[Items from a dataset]
□ □ □ □

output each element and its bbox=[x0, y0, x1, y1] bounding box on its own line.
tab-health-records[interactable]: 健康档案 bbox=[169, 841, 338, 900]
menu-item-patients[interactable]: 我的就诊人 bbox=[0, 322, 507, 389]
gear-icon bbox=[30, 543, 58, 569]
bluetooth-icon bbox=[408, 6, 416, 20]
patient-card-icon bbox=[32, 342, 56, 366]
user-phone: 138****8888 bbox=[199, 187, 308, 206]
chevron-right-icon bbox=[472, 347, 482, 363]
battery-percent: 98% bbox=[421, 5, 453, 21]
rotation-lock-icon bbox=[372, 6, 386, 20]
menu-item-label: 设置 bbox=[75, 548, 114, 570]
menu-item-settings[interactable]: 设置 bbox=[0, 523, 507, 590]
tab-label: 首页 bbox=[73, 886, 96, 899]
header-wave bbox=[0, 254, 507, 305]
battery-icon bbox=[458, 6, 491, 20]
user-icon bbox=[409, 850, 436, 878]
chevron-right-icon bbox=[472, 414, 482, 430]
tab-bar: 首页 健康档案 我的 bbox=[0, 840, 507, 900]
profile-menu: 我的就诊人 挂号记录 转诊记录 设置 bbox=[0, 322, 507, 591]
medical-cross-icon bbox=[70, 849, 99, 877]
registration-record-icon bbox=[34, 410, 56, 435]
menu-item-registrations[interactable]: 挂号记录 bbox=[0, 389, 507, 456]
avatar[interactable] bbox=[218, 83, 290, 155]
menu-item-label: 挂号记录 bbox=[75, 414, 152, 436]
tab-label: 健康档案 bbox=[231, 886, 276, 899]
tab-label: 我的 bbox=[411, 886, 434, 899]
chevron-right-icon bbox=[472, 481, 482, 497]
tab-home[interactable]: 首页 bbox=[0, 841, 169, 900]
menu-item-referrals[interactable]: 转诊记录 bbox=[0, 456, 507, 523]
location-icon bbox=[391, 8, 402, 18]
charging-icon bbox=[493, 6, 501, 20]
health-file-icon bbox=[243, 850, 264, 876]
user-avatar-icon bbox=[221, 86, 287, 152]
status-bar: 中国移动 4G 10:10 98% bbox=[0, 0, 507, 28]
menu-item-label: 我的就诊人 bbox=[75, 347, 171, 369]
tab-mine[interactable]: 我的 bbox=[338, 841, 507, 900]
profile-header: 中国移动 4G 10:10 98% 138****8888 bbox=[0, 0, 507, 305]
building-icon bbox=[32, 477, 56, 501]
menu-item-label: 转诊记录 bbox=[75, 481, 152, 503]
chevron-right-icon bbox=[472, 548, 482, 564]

□ □ □ □

◆ What you need to do
Copy out all lines above holding "挂号记录".

◆ Written solution
profile-menu: 我的就诊人 挂号记录 转诊记录 设置 bbox=[0, 322, 507, 591]
menu-item-registrations[interactable]: 挂号记录 bbox=[0, 389, 507, 456]
menu-item-label: 挂号记录 bbox=[75, 414, 152, 436]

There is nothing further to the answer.